*Work to complete:* Rewrite all the records below as a numbered list, omitting blank lines and leaving out the pictures.

###

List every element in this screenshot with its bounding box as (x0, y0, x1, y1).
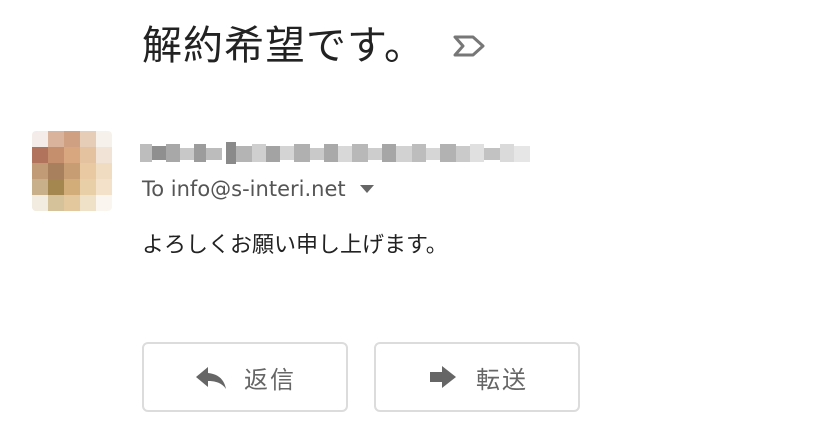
sender-avatar (32, 131, 112, 211)
recipient-line: To info@s-interi.net (142, 177, 346, 201)
reply-button[interactable]: 返信 (142, 342, 348, 412)
important-marker-icon[interactable] (453, 34, 487, 58)
caret-down-icon[interactable] (359, 185, 374, 193)
reply-icon (196, 367, 226, 389)
forward-button[interactable]: 転送 (374, 342, 580, 412)
sender-name-pixelated (140, 140, 540, 166)
forward-label: 転送 (476, 365, 528, 394)
subject-row: 解約希望です。 (142, 18, 487, 74)
email-body: よろしくお願い申し上げます。 (142, 233, 448, 258)
recipient-details-toggle[interactable]: To info@s-interi.net (142, 177, 374, 201)
email-subject: 解約希望です。 (142, 23, 425, 69)
reply-label: 返信 (244, 365, 296, 394)
pixelated-sender-text (140, 142, 530, 164)
forward-icon (430, 366, 456, 388)
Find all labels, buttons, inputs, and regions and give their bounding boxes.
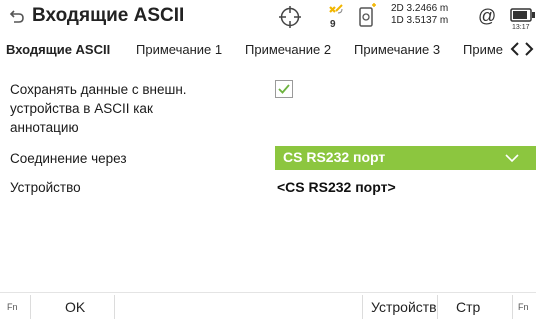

###

*Task answer:*
1. List every element in this screenshot with its bounding box as (x0, y0, x1, y1).
2. sender-avatar (32, 131, 112, 211)
3. recipient-line: To info@s-interi.net (142, 177, 346, 201)
4. reply-button[interactable]: 返信 (142, 342, 348, 412)
5. important-marker-icon[interactable] (453, 34, 487, 58)
6. caret-down-icon[interactable] (359, 185, 374, 193)
7. reply-icon (196, 367, 226, 389)
8. forward-button[interactable]: 転送 (374, 342, 580, 412)
9. sender-name-pixelated (140, 140, 540, 166)
10. forward-label: 転送 (476, 365, 528, 394)
11. subject-row: 解約希望です。 (142, 18, 487, 74)
12. email-body: よろしくお願い申し上げます。 (142, 233, 448, 258)
13. recipient-details-toggle[interactable]: To info@s-interi.net (142, 177, 374, 201)
14. email-subject: 解約希望です。 (142, 23, 425, 69)
15. reply-label: 返信 (244, 365, 296, 394)
16. pixelated-sender-text (140, 142, 530, 164)
17. forward-icon (430, 366, 456, 388)
18. Find all labels, buttons, inputs, and regions and give their bounding boxes.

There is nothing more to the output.